▶ _EXERCISE PROMPT_
Tally the lines holding "grooves" and state only that figure.

▶ _RECORDS SHOWN_

· · ·

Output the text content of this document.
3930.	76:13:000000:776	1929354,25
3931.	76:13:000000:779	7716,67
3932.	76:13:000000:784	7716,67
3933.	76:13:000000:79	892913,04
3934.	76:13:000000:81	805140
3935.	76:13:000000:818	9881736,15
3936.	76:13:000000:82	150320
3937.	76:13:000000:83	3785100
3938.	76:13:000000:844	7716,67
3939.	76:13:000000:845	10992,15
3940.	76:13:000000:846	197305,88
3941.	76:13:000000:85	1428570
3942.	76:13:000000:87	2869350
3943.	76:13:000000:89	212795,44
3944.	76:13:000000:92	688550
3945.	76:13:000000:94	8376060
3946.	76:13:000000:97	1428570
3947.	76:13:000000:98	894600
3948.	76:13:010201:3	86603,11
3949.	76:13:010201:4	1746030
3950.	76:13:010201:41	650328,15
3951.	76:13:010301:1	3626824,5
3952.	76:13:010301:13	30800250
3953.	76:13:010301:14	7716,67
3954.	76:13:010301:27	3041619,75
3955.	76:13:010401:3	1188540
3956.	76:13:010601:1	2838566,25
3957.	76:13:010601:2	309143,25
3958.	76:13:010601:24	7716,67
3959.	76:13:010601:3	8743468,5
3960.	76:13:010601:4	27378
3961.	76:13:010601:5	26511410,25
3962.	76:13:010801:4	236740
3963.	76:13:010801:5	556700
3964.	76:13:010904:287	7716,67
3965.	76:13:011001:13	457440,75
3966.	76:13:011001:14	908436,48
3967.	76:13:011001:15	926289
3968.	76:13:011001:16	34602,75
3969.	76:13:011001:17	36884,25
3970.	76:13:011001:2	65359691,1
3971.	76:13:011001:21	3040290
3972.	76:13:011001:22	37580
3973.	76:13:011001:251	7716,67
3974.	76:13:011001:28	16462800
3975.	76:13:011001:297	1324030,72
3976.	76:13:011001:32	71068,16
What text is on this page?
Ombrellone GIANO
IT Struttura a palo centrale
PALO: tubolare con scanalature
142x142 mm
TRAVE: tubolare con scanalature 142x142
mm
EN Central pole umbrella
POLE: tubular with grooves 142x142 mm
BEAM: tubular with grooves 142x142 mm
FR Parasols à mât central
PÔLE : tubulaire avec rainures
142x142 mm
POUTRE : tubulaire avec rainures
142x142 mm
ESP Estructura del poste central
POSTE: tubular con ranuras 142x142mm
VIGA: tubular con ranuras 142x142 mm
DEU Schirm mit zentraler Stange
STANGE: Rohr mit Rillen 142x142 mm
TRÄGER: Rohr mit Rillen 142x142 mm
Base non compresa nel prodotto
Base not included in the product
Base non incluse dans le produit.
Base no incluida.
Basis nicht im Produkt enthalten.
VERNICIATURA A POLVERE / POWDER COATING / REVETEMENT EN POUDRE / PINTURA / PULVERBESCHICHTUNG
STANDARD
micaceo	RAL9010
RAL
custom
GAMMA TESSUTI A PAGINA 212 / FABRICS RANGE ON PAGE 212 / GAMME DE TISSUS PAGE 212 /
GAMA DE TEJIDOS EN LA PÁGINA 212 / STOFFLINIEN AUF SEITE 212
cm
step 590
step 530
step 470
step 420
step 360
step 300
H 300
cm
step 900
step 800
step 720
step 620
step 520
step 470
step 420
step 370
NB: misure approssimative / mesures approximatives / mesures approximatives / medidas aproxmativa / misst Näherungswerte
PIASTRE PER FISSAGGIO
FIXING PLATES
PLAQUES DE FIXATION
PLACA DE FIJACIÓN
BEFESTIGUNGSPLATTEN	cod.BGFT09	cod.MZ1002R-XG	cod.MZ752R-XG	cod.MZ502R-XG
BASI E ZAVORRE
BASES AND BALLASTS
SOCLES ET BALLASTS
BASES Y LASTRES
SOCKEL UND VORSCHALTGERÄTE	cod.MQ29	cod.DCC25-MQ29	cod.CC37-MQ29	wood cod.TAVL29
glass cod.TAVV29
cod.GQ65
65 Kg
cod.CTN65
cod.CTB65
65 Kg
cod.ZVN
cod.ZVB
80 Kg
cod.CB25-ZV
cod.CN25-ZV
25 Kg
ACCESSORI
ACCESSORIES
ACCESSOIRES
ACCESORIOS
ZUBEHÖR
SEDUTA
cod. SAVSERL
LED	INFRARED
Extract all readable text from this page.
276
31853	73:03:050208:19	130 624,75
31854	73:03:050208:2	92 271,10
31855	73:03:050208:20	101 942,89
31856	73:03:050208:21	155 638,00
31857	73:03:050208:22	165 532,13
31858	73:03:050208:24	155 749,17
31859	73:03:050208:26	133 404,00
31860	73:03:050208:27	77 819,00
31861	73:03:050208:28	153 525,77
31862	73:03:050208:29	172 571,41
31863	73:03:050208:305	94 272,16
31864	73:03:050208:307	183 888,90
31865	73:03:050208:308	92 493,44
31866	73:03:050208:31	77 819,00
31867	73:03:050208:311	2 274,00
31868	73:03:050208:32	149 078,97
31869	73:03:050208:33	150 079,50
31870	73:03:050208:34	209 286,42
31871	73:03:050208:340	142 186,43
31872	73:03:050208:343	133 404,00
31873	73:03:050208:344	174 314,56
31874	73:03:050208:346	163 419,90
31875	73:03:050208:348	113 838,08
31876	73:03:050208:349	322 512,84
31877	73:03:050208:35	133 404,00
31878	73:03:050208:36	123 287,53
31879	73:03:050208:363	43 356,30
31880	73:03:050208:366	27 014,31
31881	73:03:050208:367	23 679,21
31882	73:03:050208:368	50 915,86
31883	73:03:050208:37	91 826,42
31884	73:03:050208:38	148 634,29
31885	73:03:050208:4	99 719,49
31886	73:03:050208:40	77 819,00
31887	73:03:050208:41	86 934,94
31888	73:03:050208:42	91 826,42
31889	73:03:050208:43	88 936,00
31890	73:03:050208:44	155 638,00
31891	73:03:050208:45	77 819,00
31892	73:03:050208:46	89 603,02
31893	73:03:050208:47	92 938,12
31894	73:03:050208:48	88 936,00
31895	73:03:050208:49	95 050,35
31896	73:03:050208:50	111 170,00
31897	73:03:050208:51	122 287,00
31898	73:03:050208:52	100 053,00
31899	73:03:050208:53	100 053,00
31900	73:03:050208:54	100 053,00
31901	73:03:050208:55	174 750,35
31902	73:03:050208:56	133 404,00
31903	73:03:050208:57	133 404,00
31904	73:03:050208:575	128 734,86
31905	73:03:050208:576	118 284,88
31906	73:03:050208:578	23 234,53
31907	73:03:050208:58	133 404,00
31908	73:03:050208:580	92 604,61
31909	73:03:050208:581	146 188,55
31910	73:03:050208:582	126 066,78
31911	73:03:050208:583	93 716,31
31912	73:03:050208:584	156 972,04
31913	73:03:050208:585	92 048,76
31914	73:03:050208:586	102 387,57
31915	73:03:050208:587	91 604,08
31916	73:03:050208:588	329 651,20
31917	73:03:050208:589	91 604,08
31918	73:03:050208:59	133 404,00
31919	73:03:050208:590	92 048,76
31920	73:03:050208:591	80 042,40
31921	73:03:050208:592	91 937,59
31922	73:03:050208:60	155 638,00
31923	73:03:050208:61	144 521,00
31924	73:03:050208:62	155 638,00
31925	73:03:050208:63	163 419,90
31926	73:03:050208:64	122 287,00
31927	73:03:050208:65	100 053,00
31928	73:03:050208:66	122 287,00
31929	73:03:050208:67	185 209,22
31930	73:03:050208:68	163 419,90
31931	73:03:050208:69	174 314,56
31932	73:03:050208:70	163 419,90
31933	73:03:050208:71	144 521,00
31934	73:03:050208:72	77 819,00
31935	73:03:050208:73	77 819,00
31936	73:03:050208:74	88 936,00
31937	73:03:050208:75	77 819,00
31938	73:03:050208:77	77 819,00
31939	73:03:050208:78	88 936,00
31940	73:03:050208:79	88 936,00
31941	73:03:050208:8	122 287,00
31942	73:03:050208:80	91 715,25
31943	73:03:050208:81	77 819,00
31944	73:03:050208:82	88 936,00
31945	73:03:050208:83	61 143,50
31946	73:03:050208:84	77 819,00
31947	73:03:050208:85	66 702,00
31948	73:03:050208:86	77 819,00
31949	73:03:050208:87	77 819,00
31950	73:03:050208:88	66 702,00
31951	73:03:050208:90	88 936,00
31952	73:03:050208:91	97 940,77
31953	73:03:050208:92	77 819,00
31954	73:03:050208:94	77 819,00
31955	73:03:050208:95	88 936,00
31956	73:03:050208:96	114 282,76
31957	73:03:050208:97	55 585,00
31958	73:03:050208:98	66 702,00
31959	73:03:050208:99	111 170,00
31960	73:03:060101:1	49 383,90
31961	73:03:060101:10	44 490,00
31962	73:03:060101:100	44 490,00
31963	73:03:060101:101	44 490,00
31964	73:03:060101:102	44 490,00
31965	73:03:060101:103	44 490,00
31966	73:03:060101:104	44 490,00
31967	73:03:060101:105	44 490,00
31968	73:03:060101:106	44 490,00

· · ·

▶ _WRITTEN ANSWER_
2